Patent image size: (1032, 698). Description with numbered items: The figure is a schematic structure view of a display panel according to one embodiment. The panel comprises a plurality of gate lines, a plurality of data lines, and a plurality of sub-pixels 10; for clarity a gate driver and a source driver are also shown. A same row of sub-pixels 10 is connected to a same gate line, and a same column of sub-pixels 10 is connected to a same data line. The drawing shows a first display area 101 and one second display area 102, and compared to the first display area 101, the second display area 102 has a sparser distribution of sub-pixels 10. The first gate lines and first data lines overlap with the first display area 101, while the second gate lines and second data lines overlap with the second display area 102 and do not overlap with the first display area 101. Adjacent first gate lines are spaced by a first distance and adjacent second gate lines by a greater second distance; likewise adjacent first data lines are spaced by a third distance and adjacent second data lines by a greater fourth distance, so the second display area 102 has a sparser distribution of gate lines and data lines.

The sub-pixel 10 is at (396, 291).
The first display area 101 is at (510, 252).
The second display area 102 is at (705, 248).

--

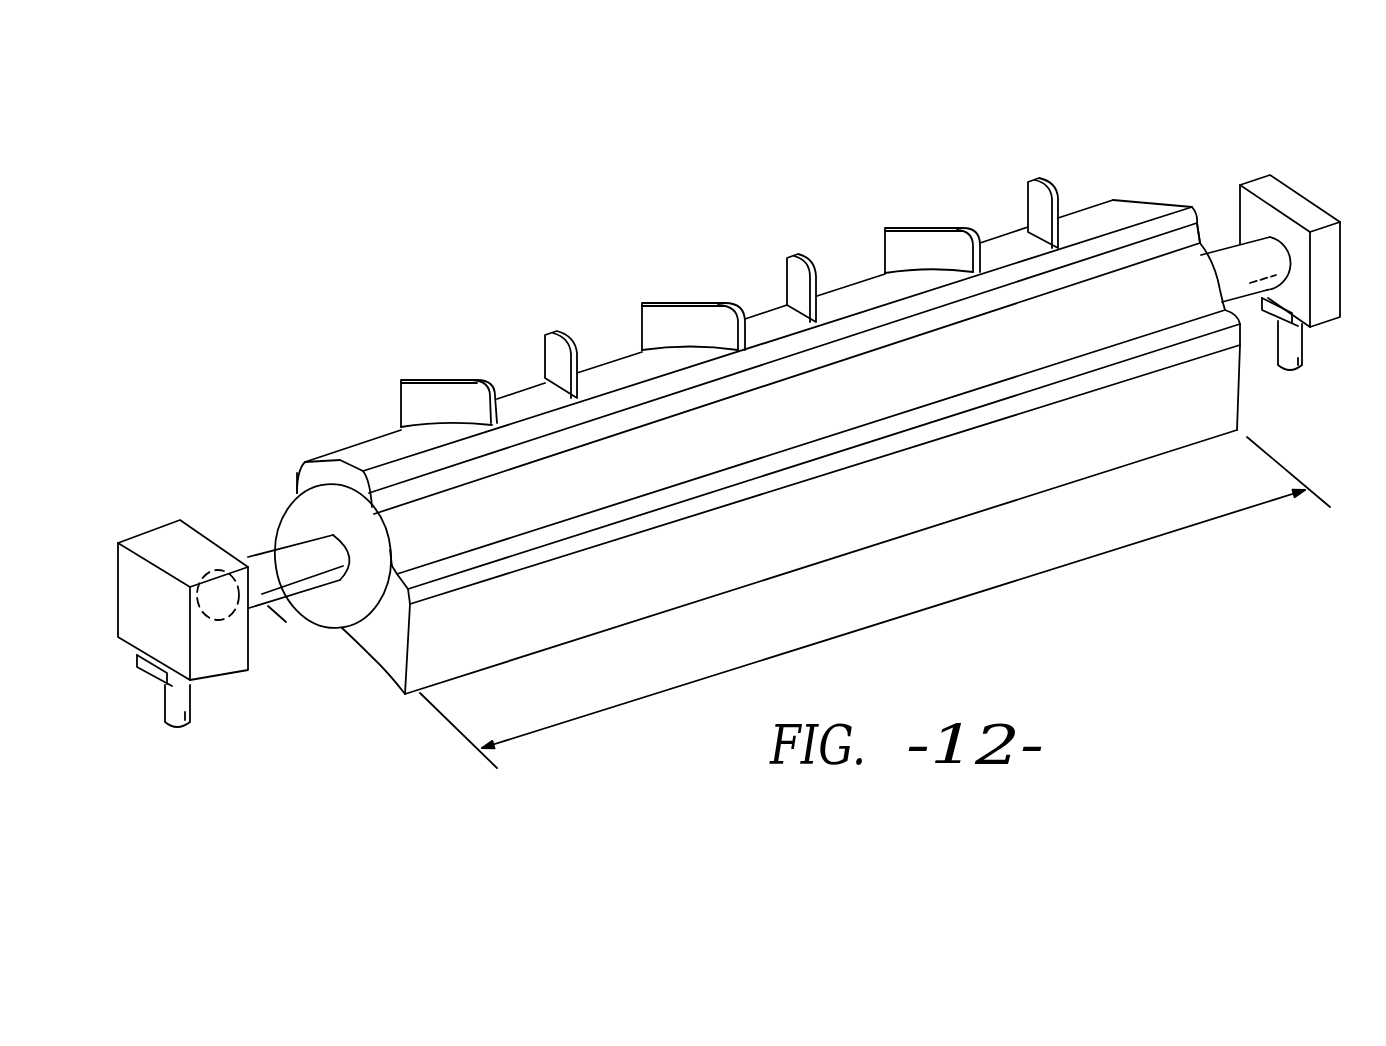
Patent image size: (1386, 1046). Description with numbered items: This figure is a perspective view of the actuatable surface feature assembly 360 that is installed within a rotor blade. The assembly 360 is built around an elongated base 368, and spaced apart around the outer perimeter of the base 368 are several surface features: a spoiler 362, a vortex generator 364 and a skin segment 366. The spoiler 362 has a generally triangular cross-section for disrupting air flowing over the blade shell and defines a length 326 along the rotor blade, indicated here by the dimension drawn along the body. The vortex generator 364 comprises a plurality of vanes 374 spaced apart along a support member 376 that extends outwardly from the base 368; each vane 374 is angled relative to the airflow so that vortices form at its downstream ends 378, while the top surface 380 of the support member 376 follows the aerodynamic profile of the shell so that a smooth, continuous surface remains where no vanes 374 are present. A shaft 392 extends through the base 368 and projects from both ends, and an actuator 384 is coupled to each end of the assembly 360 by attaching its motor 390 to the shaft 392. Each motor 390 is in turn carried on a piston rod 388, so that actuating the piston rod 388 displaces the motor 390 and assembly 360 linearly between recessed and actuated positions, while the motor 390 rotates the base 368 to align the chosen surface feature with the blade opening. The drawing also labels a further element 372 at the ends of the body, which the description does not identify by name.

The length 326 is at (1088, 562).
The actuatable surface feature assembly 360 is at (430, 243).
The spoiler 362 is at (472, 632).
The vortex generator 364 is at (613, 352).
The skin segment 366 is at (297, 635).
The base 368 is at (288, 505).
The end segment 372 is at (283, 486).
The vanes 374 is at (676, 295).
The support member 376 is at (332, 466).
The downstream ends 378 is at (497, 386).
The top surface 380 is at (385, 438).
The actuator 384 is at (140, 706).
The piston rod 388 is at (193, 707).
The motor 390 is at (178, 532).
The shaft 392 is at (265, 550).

(Exercise task):
Lay out the listing as a Markdown table with the columns "Number" and "Text." Use only the lines from the one containing "Patent image size: (1032, 698)." through the one containing "The second display area 102 is at (705, 248).", give each a row number, and leave out blank lines.

(Answer in full):
| Number | Text |
|---|---|
| 1 | Patent image size: (1032, 698). Description with numbered items: The figure is a schematic structure view of a display panel according to one embodiment. The panel comprises a plurality of gate lines, a plurality of data lines, and a plurality of sub-pixels 10; for clarity a gate driver and a source driver are also shown. A same row of sub-pixels 10 is connected to a same gate line, and a same column of sub-pixels 10 is connected to a same data line. The drawing shows a first display area 101 and one second display area 102, and compared to the first display area 101, the second display area 102 has a sparser distribution of sub-pixels 10. The first gate lines and first data lines overlap with the first display area 101, while the second gate lines and second data lines overlap with the second display area 102 and do not overlap with the first display area 101. Adjacent first gate lines are spaced by a first distance and adjacent second gate lines by a greater second distance; likewise adjacent first data lines are spaced by a third distance and adjacent second data lines by a greater fourth distance, so the second display area 102 has a sparser distribution of gate lines and data lines. |
| 2 | The sub-pixel 10 is at (396, 291). |
| 3 | The first display area 101 is at (510, 252). |
| 4 | The second display area 102 is at (705, 248). |